Please print exactly the lines running from the one that contains "OCR this image." to the end of the data, with both lines included.

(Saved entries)
+ + + + +
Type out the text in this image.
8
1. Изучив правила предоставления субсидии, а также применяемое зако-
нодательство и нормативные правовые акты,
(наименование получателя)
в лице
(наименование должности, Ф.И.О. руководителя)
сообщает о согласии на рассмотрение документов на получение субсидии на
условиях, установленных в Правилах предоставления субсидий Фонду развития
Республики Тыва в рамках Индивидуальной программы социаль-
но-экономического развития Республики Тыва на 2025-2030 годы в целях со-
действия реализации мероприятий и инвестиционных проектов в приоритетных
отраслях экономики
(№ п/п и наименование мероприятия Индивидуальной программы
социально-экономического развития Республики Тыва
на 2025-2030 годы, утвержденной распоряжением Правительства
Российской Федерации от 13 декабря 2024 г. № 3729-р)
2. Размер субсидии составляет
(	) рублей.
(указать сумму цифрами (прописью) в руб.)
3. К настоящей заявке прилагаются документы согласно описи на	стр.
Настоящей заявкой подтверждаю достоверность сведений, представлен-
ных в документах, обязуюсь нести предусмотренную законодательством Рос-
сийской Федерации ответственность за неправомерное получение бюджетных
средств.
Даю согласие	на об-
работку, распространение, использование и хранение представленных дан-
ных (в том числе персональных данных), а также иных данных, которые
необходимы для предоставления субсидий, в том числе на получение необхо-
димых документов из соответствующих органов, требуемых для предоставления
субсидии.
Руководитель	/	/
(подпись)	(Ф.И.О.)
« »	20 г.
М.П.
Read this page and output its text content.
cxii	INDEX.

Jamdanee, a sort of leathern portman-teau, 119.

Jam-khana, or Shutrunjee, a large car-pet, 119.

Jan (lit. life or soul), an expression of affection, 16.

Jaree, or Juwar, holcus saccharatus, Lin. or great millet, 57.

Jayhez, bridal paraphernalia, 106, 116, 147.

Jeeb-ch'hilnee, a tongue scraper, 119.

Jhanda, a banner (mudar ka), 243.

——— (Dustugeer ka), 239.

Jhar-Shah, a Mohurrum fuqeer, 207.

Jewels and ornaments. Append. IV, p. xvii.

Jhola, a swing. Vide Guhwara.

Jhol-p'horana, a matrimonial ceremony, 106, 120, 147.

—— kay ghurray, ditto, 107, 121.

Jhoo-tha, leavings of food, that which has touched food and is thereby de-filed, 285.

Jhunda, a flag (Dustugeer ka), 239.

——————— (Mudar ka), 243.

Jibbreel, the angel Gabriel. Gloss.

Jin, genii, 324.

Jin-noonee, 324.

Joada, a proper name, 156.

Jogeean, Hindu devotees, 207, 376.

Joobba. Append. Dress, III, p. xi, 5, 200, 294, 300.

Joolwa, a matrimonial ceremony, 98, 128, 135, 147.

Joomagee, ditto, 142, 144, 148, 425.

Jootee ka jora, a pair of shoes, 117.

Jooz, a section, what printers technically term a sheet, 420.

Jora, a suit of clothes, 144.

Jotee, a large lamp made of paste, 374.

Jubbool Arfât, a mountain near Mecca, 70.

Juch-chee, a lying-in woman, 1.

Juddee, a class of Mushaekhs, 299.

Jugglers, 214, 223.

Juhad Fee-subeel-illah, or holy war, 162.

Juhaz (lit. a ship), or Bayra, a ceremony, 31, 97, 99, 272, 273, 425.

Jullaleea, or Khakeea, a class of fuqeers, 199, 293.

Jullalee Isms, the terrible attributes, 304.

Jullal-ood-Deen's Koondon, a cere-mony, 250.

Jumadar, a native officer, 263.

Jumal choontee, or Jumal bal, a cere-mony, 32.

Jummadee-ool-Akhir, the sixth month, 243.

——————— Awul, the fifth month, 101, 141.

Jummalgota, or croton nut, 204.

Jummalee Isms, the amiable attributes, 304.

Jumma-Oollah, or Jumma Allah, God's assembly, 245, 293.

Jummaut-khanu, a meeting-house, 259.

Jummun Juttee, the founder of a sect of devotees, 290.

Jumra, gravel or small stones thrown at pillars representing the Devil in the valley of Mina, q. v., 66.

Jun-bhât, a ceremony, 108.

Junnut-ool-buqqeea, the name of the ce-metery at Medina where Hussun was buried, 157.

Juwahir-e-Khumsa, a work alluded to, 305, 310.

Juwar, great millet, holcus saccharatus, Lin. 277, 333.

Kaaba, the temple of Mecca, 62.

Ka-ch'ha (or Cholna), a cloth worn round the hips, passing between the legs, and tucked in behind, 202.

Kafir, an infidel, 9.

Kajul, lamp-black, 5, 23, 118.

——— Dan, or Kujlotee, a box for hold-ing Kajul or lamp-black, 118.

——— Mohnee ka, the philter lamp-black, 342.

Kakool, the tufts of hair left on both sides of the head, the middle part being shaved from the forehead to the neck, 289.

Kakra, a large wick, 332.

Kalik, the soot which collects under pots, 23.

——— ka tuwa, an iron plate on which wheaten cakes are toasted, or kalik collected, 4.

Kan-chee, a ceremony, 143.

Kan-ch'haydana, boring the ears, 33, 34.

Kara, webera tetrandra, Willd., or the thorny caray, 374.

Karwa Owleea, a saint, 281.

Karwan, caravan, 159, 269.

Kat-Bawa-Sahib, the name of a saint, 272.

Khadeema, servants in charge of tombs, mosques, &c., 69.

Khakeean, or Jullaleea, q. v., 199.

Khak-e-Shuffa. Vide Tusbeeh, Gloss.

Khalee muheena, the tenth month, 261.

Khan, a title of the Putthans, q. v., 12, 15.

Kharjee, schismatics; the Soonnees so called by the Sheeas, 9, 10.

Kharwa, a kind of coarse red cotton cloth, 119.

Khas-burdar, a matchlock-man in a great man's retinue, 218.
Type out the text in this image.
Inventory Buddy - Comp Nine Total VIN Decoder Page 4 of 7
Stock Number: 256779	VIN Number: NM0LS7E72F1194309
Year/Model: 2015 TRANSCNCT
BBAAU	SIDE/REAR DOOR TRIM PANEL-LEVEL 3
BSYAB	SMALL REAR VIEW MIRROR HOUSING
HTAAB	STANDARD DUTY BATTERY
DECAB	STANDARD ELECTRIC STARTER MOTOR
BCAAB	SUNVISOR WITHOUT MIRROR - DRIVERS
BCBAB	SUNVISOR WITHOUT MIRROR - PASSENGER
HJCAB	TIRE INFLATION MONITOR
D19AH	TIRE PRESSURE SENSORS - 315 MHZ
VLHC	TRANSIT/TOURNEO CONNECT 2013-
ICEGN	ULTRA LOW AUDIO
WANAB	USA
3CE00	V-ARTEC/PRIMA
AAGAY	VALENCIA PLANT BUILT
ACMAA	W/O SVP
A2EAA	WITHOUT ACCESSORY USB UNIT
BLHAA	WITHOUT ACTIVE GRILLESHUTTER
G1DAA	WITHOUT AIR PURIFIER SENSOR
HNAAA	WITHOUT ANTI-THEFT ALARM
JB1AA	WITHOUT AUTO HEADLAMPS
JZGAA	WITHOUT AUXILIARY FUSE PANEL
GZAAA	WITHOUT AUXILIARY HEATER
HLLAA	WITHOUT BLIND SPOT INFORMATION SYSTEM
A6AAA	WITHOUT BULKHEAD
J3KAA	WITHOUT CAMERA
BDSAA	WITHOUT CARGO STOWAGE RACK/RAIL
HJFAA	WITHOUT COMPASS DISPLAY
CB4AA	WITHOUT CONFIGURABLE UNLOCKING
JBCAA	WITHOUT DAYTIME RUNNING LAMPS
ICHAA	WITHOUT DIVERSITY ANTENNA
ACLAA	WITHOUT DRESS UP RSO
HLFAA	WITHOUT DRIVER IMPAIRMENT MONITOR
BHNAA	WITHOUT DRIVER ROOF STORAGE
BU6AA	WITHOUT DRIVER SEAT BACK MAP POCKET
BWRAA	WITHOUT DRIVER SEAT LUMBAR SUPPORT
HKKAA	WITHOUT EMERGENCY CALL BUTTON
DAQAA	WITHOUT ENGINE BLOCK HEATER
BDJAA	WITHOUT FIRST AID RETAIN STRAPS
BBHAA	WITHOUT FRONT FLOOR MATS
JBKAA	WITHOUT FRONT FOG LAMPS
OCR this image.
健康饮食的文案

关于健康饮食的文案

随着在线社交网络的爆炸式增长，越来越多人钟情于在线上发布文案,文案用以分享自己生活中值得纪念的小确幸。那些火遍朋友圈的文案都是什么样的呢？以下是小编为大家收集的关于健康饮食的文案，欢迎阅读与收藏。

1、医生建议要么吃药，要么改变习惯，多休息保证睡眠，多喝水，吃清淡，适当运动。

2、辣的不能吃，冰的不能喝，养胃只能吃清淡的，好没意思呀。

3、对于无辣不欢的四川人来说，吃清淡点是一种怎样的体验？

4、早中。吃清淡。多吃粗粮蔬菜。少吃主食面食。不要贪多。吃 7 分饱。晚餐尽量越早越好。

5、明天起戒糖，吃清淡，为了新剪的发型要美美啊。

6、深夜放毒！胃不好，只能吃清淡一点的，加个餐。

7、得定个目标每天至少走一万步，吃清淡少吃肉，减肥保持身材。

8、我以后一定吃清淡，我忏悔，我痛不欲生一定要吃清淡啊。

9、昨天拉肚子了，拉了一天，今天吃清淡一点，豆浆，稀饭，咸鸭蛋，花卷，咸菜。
+ + + + +
▶ Written reply
OCR this image.
健康饮食的文案

关于健康饮食的文案

随着在线社交网络的爆炸式增长，越来越多人钟情于在线上发布文案,文案用以分享自己生活中值得纪念的小确幸。那些火遍朋友圈的文案都是什么样的呢？以下是小编为大家收集的关于健康饮食的文案，欢迎阅读与收藏。

1、医生建议要么吃药，要么改变习惯，多休息保证睡眠，多喝水，吃清淡，适当运动。

2、辣的不能吃，冰的不能喝，养胃只能吃清淡的，好没意思呀。

3、对于无辣不欢的四川人来说，吃清淡点是一种怎样的体验？

4、早中。吃清淡。多吃粗粮蔬菜。少吃主食面食。不要贪多。吃 7 分饱。晚餐尽量越早越好。

5、明天起戒糖，吃清淡，为了新剪的发型要美美啊。

6、深夜放毒！胃不好，只能吃清淡一点的，加个餐。

7、得定个目标每天至少走一万步，吃清淡少吃肉，减肥保持身材。

8、我以后一定吃清淡，我忏悔，我痛不欲生一定要吃清淡啊。

9、昨天拉肚子了，拉了一天，今天吃清淡一点，豆浆，稀饭，咸鸭蛋，花卷，咸菜。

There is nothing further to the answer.